▼

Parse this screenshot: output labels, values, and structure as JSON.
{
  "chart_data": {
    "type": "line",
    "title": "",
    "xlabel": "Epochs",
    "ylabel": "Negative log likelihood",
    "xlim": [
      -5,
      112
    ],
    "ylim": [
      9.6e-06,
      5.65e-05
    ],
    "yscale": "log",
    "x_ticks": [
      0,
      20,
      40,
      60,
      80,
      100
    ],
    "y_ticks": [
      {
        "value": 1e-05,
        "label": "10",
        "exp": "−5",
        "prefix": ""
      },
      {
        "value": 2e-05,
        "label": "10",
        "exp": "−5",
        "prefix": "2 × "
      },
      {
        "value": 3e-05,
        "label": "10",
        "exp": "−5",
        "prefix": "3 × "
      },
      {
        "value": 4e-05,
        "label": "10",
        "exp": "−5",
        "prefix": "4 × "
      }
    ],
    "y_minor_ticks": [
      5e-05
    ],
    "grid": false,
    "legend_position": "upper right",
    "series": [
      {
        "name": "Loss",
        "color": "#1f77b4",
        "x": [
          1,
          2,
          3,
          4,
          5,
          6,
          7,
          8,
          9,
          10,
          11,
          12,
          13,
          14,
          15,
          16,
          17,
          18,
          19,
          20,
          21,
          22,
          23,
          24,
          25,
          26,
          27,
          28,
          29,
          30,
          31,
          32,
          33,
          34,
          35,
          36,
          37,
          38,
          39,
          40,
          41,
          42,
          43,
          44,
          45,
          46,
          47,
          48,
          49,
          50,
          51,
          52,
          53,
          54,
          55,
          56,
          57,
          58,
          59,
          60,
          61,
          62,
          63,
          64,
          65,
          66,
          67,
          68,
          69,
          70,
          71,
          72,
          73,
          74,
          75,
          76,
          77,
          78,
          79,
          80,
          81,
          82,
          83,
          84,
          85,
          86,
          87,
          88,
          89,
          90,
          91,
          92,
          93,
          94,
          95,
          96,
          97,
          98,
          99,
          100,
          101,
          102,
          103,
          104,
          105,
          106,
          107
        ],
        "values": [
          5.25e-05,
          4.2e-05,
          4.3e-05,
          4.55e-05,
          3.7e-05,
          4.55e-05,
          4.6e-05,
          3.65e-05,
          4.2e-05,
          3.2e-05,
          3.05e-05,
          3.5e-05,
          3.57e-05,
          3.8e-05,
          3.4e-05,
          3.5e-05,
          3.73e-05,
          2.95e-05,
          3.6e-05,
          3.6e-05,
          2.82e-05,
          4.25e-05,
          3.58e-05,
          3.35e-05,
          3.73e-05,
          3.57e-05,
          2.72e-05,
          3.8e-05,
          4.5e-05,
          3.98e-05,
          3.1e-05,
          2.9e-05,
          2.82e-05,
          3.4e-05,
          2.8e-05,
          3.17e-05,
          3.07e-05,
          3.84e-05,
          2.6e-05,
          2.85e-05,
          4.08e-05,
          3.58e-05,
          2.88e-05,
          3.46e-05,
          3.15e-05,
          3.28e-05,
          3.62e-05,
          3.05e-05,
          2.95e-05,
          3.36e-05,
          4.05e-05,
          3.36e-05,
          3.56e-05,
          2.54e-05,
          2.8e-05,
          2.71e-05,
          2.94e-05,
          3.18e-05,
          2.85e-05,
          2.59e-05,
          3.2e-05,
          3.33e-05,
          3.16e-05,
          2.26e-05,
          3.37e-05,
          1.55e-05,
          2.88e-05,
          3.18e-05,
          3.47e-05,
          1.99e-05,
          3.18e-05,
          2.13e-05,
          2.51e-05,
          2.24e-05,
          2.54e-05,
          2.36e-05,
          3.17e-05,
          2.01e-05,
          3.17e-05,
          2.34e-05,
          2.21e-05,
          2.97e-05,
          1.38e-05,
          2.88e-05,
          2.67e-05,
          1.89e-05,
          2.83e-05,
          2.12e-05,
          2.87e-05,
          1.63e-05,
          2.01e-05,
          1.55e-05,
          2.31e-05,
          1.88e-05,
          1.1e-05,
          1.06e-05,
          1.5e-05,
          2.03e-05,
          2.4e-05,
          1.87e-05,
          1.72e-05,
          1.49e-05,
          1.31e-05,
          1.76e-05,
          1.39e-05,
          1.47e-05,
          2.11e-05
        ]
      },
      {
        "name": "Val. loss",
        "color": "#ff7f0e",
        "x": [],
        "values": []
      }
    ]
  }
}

▲

*Written request*.
Restate the listing above word for word.

*The answer*.
Parse this screenshot: output labels, values, and structure as JSON.
{
  "chart_data": {
    "type": "line",
    "title": "",
    "xlabel": "Epochs",
    "ylabel": "Negative log likelihood",
    "xlim": [
      -5,
      112
    ],
    "ylim": [
      9.6e-06,
      5.65e-05
    ],
    "yscale": "log",
    "x_ticks": [
      0,
      20,
      40,
      60,
      80,
      100
    ],
    "y_ticks": [
      {
        "value": 1e-05,
        "label": "10",
        "exp": "−5",
        "prefix": ""
      },
      {
        "value": 2e-05,
        "label": "10",
        "exp": "−5",
        "prefix": "2 × "
      },
      {
        "value": 3e-05,
        "label": "10",
        "exp": "−5",
        "prefix": "3 × "
      },
      {
        "value": 4e-05,
        "label": "10",
        "exp": "−5",
        "prefix": "4 × "
      }
    ],
    "y_minor_ticks": [
      5e-05
    ],
    "grid": false,
    "legend_position": "upper right",
    "series": [
      {
        "name": "Loss",
        "color": "#1f77b4",
        "x": [
          1,
          2,
          3,
          4,
          5,
          6,
          7,
          8,
          9,
          10,
          11,
          12,
          13,
          14,
          15,
          16,
          17,
          18,
          19,
          20,
          21,
          22,
          23,
          24,
          25,
          26,
          27,
          28,
          29,
          30,
          31,
          32,
          33,
          34,
          35,
          36,
          37,
          38,
          39,
          40,
          41,
          42,
          43,
          44,
          45,
          46,
          47,
          48,
          49,
          50,
          51,
          52,
          53,
          54,
          55,
          56,
          57,
          58,
          59,
          60,
          61,
          62,
          63,
          64,
          65,
          66,
          67,
          68,
          69,
          70,
          71,
          72,
          73,
          74,
          75,
          76,
          77,
          78,
          79,
          80,
          81,
          82,
          83,
          84,
          85,
          86,
          87,
          88,
          89,
          90,
          91,
          92,
          93,
          94,
          95,
          96,
          97,
          98,
          99,
          100,
          101,
          102,
          103,
          104,
          105,
          106,
          107
        ],
        "values": [
          5.25e-05,
          4.2e-05,
          4.3e-05,
          4.55e-05,
          3.7e-05,
          4.55e-05,
          4.6e-05,
          3.65e-05,
          4.2e-05,
          3.2e-05,
          3.05e-05,
          3.5e-05,
          3.57e-05,
          3.8e-05,
          3.4e-05,
          3.5e-05,
          3.73e-05,
          2.95e-05,
          3.6e-05,
          3.6e-05,
          2.82e-05,
          4.25e-05,
          3.58e-05,
          3.35e-05,
          3.73e-05,
          3.57e-05,
          2.72e-05,
          3.8e-05,
          4.5e-05,
          3.98e-05,
          3.1e-05,
          2.9e-05,
          2.82e-05,
          3.4e-05,
          2.8e-05,
          3.17e-05,
          3.07e-05,
          3.84e-05,
          2.6e-05,
          2.85e-05,
          4.08e-05,
          3.58e-05,
          2.88e-05,
          3.46e-05,
          3.15e-05,
          3.28e-05,
          3.62e-05,
          3.05e-05,
          2.95e-05,
          3.36e-05,
          4.05e-05,
          3.36e-05,
          3.56e-05,
          2.54e-05,
          2.8e-05,
          2.71e-05,
          2.94e-05,
          3.18e-05,
          2.85e-05,
          2.59e-05,
          3.2e-05,
          3.33e-05,
          3.16e-05,
          2.26e-05,
          3.37e-05,
          1.55e-05,
          2.88e-05,
          3.18e-05,
          3.47e-05,
          1.99e-05,
          3.18e-05,
          2.13e-05,
          2.51e-05,
          2.24e-05,
          2.54e-05,
          2.36e-05,
          3.17e-05,
          2.01e-05,
          3.17e-05,
          2.34e-05,
          2.21e-05,
          2.97e-05,
          1.38e-05,
          2.88e-05,
          2.67e-05,
          1.89e-05,
          2.83e-05,
          2.12e-05,
          2.87e-05,
          1.63e-05,
          2.01e-05,
          1.55e-05,
          2.31e-05,
          1.88e-05,
          1.1e-05,
          1.06e-05,
          1.5e-05,
          2.03e-05,
          2.4e-05,
          1.87e-05,
          1.72e-05,
          1.49e-05,
          1.31e-05,
          1.76e-05,
          1.39e-05,
          1.47e-05,
          2.11e-05
        ]
      },
      {
        "name": "Val. loss",
        "color": "#ff7f0e",
        "x": [],
        "values": []
      }
    ]
  }
}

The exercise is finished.